Dataset records:
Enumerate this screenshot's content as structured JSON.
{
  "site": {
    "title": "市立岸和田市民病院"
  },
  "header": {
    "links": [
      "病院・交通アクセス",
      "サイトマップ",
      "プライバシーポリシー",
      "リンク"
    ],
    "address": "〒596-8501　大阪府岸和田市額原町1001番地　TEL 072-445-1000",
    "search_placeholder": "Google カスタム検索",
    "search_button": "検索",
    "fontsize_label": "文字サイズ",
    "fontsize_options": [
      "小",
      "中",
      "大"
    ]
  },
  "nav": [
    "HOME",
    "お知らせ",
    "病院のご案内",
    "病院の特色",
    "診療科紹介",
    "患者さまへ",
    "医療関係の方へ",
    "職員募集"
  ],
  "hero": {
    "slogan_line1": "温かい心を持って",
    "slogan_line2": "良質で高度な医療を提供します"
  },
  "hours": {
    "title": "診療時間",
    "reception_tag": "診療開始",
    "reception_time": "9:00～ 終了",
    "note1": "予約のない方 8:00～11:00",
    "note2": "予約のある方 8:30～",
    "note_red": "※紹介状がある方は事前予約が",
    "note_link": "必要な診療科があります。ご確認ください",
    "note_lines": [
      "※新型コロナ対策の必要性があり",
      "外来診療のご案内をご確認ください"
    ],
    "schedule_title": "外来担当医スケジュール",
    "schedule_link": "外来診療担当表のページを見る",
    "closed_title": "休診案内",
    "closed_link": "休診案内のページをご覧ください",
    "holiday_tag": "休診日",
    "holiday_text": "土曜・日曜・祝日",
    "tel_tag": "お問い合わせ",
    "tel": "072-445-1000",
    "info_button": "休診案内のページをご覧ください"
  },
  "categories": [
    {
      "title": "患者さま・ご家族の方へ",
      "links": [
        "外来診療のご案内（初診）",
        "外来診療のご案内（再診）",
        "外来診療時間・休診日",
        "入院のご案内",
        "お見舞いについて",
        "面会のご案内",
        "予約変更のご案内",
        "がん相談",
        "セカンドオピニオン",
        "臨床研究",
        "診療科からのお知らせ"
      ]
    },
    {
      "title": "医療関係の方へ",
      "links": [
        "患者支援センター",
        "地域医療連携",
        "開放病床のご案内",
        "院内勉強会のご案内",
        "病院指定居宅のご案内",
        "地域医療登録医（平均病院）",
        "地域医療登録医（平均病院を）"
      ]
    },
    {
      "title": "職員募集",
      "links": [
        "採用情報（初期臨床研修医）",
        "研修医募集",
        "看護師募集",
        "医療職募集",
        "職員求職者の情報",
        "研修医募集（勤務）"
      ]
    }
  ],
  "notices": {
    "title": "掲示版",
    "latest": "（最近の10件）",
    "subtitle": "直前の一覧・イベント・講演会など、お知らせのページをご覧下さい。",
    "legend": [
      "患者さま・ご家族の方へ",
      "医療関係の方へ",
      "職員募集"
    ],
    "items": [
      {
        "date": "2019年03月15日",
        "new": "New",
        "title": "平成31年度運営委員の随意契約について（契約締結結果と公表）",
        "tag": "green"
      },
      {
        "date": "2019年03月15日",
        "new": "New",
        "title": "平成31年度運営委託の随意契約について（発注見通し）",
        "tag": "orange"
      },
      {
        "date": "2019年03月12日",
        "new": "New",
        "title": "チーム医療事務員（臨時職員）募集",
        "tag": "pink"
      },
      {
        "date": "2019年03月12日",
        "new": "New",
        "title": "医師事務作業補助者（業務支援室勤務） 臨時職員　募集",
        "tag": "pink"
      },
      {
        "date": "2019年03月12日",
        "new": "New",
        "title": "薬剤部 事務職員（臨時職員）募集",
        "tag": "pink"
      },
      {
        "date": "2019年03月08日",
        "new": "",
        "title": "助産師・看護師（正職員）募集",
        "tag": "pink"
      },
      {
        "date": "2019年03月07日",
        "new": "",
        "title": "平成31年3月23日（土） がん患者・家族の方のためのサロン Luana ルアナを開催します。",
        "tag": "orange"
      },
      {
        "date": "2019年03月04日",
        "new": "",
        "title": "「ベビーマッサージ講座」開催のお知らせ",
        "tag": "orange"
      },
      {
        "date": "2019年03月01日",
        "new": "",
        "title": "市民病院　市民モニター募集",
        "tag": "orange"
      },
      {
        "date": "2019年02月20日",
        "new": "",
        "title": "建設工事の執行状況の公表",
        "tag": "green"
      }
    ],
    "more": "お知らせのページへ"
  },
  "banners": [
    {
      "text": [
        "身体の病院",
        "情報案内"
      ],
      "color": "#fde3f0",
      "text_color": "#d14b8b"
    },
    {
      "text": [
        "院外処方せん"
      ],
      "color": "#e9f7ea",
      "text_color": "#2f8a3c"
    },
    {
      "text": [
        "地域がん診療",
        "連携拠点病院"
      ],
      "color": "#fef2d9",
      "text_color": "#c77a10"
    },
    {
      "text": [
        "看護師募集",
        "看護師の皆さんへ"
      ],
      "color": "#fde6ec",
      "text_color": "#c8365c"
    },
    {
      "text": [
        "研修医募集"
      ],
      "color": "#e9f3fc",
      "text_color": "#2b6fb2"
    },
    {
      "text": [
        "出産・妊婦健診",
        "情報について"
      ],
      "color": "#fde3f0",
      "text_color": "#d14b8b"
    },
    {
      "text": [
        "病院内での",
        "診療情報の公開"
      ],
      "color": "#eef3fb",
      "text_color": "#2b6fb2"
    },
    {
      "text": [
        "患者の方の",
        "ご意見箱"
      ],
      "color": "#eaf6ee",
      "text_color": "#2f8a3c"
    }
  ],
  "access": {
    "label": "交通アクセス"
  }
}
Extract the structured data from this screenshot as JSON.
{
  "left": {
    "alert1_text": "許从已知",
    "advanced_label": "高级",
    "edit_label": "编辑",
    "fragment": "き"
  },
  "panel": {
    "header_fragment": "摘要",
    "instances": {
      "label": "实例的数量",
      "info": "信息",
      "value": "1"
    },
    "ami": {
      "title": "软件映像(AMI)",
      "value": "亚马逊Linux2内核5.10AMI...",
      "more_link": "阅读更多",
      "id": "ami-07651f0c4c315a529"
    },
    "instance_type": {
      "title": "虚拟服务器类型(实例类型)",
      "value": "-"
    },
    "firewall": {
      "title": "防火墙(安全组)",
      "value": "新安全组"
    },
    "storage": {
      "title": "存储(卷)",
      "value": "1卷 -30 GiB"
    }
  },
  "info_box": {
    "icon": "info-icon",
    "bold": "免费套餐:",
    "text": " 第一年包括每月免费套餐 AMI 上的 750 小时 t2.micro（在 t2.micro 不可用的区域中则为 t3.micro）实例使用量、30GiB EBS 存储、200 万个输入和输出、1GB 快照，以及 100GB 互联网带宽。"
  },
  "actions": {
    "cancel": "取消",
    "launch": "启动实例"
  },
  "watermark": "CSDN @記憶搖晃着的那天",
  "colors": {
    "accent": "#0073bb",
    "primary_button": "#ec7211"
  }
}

Your task:
Using the listing, say how many lines include the word "休診案内のページをご覧ください", and add nothing else.

Task response:
2